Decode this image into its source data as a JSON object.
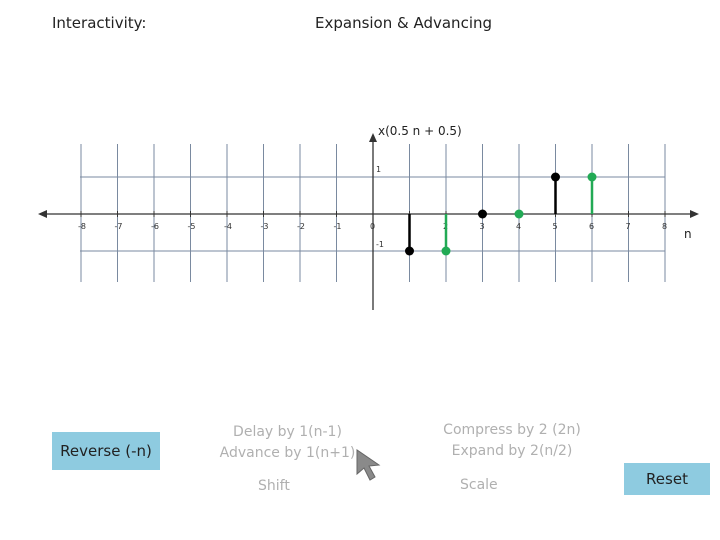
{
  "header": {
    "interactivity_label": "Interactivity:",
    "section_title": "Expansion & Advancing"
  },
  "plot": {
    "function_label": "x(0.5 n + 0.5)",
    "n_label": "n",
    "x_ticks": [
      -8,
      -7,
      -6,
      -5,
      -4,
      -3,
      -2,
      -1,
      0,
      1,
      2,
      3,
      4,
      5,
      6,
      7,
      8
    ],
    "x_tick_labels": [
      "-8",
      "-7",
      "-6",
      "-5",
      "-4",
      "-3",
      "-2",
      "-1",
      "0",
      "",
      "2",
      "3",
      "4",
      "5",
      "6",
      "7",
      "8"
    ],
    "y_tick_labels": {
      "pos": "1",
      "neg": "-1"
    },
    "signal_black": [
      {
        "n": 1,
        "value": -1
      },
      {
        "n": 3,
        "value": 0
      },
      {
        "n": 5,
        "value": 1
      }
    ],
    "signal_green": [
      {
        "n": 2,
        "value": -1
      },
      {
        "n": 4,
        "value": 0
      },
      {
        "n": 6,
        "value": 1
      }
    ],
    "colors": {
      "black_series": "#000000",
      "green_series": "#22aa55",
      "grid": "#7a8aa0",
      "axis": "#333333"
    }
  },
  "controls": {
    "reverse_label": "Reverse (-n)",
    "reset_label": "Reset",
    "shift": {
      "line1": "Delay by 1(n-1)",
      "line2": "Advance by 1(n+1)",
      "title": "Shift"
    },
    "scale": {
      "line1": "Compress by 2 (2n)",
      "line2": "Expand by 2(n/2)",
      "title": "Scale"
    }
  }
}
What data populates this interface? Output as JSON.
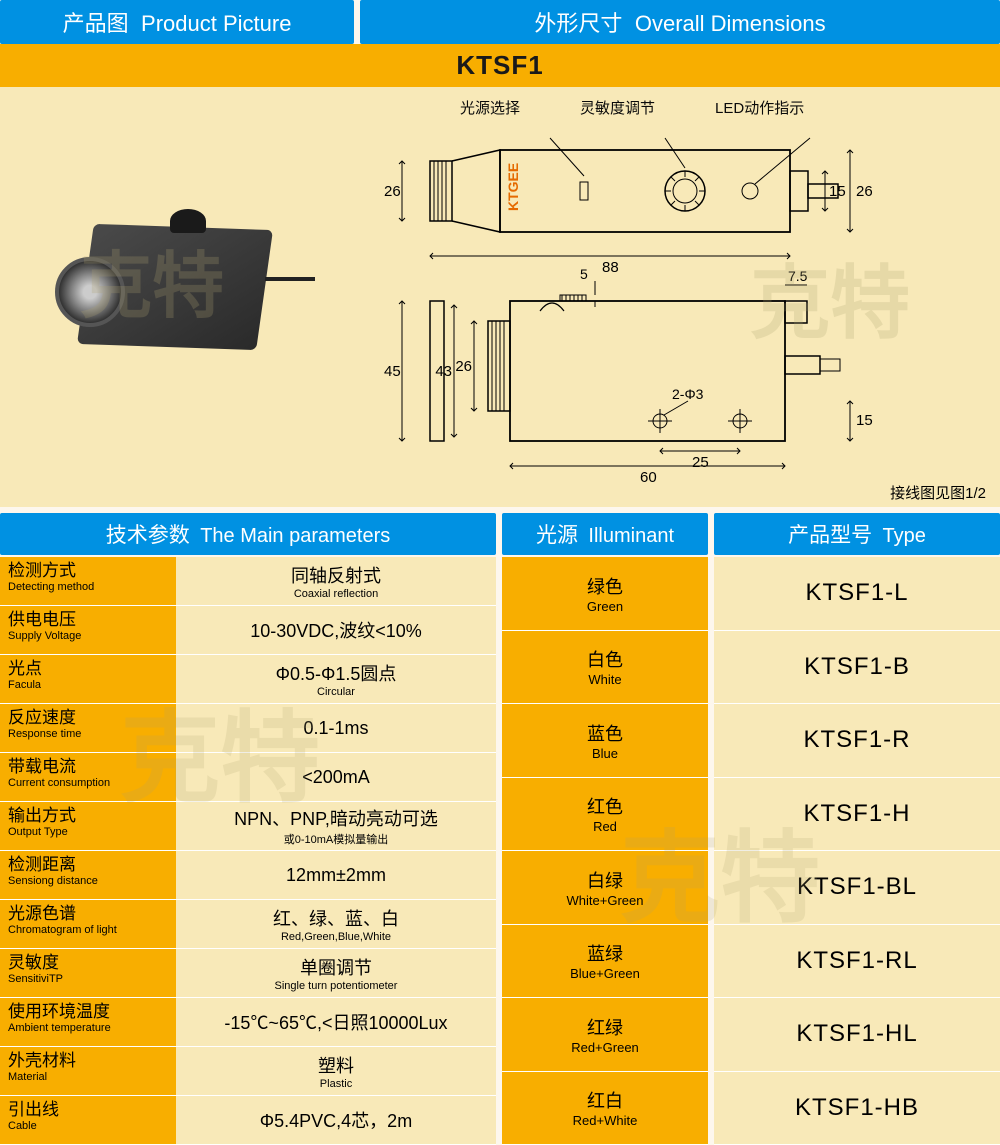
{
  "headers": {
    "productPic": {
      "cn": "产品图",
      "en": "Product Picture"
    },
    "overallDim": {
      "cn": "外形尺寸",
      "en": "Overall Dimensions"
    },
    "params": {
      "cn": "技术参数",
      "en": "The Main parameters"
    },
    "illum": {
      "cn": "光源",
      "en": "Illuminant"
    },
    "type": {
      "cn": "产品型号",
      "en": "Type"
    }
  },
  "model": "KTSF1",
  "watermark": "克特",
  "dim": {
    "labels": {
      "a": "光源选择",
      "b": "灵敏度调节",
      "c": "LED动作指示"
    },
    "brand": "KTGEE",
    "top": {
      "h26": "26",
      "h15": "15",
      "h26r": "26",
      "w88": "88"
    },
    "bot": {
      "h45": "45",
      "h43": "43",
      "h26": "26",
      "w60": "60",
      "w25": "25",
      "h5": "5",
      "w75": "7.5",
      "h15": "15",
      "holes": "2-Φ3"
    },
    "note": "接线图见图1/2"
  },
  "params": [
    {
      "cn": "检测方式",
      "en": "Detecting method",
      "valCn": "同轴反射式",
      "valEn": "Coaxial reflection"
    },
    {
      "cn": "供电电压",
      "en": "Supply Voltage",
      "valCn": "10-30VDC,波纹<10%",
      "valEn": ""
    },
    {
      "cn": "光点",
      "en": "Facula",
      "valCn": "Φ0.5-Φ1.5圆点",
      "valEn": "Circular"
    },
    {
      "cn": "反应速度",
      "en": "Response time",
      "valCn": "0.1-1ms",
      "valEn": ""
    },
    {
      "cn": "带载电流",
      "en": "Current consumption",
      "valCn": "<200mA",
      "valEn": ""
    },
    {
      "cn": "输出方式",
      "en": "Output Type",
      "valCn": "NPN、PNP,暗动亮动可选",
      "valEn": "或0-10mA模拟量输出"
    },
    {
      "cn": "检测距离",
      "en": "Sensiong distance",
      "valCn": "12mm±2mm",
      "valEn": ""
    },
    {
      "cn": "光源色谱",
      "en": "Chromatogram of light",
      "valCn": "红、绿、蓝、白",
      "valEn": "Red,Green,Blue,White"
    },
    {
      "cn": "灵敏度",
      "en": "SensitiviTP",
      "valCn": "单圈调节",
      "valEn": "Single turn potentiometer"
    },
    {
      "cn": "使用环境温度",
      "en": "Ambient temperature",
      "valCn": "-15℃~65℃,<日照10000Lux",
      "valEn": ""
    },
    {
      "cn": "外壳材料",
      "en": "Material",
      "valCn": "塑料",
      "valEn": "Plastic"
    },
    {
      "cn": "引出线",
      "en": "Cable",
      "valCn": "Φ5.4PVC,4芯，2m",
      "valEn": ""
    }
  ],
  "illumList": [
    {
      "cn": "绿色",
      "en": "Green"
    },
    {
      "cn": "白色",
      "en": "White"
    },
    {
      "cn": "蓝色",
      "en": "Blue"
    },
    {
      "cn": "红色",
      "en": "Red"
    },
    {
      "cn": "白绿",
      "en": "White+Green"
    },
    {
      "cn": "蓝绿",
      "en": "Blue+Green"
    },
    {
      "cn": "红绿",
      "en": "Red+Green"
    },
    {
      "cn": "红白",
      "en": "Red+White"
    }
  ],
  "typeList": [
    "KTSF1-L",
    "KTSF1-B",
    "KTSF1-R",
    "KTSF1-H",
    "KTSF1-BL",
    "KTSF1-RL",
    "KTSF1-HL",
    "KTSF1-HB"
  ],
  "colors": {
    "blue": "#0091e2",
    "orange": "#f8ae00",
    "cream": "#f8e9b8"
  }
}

◆ What the task requires
Pick out every line above that holds the word "this" and copy it.

◆ Written solution
Decode this image into its source data as a JSON object.
What data populates this interface? Output as JSON.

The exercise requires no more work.